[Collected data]
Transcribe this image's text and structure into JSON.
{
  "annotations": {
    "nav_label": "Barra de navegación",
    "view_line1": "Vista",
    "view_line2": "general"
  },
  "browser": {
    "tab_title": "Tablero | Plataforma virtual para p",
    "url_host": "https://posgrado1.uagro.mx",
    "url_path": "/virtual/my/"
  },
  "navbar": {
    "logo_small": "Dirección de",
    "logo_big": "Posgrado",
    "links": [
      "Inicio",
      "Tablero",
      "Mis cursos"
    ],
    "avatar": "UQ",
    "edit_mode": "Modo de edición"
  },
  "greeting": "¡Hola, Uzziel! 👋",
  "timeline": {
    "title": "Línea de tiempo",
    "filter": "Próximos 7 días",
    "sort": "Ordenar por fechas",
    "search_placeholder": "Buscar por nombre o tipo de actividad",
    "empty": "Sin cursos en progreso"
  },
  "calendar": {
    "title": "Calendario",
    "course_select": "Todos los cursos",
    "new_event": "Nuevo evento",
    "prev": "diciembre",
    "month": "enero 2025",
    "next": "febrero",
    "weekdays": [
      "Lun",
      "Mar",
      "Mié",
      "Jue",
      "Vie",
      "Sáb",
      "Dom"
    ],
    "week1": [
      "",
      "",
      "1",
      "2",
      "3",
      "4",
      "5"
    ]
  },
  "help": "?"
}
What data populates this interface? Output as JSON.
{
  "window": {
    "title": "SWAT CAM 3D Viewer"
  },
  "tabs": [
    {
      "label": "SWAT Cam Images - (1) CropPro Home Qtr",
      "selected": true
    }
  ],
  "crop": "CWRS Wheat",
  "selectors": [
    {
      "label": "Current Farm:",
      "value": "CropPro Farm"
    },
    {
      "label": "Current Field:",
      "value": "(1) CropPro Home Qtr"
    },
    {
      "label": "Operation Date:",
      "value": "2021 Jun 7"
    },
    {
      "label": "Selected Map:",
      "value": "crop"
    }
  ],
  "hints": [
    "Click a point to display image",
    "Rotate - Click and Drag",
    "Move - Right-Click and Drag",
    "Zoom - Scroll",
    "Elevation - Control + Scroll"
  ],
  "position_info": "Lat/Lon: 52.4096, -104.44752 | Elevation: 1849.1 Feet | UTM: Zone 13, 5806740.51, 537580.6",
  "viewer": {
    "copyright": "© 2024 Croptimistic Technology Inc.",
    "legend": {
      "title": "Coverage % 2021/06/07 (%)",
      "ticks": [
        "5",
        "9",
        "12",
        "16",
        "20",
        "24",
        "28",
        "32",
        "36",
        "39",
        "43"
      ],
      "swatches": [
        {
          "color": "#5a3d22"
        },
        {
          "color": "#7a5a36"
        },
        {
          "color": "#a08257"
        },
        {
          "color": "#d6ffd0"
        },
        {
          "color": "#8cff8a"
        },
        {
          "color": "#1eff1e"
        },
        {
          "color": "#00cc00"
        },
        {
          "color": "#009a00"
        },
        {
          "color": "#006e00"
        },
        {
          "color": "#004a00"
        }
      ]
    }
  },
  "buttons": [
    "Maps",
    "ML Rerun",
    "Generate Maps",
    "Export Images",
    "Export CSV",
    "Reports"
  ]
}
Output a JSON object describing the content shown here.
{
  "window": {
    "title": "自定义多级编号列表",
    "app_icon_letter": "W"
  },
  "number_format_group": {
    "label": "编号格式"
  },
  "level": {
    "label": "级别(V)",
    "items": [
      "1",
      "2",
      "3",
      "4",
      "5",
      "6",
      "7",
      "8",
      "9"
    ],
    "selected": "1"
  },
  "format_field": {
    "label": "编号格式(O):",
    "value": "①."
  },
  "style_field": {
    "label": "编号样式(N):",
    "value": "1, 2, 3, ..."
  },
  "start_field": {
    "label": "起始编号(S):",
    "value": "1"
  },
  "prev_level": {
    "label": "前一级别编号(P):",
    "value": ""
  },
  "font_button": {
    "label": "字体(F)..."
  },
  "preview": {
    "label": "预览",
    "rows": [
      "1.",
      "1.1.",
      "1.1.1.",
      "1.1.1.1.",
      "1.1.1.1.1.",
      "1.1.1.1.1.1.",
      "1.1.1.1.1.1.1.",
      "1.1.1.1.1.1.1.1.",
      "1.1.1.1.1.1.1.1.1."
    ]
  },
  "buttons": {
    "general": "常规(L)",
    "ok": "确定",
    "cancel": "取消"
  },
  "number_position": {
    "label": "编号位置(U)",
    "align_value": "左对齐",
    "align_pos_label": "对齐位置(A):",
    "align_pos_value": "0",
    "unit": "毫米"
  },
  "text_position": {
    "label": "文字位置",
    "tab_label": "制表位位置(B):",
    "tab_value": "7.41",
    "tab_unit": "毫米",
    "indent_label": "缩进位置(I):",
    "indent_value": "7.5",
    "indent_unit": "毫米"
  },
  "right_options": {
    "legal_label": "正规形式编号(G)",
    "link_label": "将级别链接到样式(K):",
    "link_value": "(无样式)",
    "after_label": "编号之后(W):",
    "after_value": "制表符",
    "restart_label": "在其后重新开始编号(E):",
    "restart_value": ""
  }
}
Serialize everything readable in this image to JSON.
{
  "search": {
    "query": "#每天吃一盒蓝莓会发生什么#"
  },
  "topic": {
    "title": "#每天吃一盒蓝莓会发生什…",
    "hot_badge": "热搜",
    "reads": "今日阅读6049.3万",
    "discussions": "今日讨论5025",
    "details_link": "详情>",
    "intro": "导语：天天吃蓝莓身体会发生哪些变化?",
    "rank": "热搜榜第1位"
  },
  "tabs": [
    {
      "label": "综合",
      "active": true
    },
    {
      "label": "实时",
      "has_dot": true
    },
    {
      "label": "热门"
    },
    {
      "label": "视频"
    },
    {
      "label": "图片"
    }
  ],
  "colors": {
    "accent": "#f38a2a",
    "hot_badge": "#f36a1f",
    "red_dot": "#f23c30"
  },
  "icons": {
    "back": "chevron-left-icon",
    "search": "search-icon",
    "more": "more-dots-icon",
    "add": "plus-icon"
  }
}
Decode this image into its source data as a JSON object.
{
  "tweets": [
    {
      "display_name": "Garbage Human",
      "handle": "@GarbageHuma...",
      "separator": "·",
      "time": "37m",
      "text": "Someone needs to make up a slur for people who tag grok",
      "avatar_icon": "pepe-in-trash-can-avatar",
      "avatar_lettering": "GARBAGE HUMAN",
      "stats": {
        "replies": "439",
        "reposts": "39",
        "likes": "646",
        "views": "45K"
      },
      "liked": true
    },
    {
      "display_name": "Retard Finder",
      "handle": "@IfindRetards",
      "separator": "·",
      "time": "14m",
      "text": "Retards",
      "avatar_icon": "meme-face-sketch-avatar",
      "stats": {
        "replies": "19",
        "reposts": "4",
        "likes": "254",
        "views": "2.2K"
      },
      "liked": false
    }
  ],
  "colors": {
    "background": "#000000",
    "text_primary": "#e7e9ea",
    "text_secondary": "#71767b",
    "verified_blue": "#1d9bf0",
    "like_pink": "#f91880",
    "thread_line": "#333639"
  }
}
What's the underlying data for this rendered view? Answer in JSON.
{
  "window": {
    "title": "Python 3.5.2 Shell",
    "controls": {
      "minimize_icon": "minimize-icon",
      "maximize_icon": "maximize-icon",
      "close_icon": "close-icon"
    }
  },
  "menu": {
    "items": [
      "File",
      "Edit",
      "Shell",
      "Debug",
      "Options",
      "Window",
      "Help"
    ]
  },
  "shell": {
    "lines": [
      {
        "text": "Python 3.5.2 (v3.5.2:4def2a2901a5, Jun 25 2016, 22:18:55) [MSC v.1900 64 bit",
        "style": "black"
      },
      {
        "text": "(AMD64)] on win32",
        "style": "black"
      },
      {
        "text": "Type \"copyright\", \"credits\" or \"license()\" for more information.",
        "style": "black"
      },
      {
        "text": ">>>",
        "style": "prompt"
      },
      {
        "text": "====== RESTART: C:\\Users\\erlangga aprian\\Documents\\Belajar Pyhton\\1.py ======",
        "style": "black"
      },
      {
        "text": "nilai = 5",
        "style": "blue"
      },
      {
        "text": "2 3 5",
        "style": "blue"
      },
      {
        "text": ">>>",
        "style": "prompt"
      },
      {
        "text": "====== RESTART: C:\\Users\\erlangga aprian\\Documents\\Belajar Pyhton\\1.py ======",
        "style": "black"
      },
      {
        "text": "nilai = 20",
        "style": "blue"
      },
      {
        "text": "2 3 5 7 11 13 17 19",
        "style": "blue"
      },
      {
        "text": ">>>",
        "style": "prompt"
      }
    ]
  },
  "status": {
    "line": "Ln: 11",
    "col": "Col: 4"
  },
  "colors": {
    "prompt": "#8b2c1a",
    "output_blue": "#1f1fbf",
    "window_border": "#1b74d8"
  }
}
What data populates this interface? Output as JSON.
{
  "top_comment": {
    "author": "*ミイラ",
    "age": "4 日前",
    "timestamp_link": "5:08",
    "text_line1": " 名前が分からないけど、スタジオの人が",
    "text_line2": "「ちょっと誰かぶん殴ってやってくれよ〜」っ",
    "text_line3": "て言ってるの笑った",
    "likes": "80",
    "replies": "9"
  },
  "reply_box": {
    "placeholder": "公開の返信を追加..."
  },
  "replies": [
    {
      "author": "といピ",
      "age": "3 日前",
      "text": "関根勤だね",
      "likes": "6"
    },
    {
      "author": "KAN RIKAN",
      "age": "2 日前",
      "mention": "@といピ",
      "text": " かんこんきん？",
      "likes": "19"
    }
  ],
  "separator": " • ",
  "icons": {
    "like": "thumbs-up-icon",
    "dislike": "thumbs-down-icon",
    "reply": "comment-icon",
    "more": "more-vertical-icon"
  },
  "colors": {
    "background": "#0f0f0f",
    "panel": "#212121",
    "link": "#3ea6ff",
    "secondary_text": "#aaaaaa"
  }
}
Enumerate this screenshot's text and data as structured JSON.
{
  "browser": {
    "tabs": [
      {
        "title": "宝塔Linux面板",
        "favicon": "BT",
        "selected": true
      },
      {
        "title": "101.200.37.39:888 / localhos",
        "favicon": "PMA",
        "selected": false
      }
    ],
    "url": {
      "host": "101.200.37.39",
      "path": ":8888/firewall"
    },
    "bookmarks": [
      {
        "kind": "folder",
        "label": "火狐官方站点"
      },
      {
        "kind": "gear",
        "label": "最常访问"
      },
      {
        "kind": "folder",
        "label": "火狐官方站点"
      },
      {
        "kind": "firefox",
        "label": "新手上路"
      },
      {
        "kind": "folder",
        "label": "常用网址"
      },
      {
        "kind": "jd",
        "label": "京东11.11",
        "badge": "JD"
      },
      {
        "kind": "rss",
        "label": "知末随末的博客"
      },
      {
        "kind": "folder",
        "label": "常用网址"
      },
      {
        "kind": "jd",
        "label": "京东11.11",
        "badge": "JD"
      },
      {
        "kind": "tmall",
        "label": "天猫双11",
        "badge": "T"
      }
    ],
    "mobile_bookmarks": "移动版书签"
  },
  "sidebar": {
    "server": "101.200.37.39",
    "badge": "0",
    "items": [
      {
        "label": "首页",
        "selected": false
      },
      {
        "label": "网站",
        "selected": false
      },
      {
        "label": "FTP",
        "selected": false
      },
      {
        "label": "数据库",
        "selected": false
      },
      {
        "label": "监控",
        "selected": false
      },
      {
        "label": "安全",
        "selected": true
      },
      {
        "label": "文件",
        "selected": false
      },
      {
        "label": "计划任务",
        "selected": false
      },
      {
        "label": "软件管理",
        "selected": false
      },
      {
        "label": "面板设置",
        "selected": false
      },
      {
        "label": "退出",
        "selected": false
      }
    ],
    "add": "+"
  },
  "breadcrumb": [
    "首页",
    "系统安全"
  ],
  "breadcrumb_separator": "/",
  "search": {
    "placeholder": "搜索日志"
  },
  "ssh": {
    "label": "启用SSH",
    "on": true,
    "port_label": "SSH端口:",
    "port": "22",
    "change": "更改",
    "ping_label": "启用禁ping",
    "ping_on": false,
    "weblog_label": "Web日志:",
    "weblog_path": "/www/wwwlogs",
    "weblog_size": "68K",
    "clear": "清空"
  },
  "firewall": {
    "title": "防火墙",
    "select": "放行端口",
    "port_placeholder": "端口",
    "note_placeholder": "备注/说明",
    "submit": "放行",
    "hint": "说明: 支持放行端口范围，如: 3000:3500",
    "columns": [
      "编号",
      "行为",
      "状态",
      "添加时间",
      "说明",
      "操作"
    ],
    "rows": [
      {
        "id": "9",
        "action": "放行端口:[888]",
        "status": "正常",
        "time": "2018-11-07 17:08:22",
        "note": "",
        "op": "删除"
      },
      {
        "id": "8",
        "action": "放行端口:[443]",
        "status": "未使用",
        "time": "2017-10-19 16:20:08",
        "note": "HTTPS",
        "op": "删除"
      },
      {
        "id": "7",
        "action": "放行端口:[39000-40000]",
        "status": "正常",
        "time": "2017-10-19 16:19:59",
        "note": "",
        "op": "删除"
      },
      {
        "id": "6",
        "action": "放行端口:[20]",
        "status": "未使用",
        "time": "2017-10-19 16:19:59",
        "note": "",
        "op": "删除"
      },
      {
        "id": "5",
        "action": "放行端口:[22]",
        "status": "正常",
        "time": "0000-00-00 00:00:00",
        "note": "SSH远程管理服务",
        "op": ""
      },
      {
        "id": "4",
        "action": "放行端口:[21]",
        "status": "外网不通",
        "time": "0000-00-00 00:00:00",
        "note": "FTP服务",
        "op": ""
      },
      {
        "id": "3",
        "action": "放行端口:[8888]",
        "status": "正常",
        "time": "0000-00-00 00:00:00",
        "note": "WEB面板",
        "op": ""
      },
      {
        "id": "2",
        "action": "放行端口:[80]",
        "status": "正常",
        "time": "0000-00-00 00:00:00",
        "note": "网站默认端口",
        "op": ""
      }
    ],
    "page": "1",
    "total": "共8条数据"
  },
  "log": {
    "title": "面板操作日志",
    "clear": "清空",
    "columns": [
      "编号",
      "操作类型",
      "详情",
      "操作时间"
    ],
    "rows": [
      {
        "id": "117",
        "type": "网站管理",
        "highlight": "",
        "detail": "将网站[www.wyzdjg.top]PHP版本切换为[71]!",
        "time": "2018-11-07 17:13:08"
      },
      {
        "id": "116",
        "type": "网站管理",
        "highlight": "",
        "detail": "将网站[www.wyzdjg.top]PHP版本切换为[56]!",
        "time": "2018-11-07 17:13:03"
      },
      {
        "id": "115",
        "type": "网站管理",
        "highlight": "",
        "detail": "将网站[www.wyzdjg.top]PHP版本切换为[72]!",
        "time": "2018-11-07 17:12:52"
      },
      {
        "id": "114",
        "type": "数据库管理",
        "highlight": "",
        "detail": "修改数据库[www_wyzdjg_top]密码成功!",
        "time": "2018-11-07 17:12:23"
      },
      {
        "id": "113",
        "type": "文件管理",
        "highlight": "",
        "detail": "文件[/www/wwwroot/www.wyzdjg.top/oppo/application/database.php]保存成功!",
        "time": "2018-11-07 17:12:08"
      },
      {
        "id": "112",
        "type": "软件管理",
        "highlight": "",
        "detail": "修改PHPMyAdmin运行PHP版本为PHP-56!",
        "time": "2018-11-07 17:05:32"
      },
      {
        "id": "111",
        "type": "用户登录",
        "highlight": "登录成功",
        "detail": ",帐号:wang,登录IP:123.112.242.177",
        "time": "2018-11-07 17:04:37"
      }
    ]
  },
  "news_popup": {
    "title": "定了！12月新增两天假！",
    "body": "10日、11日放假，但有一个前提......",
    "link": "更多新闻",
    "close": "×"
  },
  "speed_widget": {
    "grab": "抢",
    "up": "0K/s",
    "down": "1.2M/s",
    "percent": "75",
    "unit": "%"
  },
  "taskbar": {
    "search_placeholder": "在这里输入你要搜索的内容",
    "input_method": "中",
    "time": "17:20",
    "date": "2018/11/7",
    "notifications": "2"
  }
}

■ **What the task asks**
Extract lines where the string "action" occurs.

■ **Reply**
        "action": "放行端口:[888]",
        "action": "放行端口:[443]",
        "action": "放行端口:[39000-40000]",
        "action": "放行端口:[20]",
        "action": "放行端口:[22]",
        "action": "放行端口:[21]",
        "action": "放行端口:[8888]",
        "action": "放行端口:[80]",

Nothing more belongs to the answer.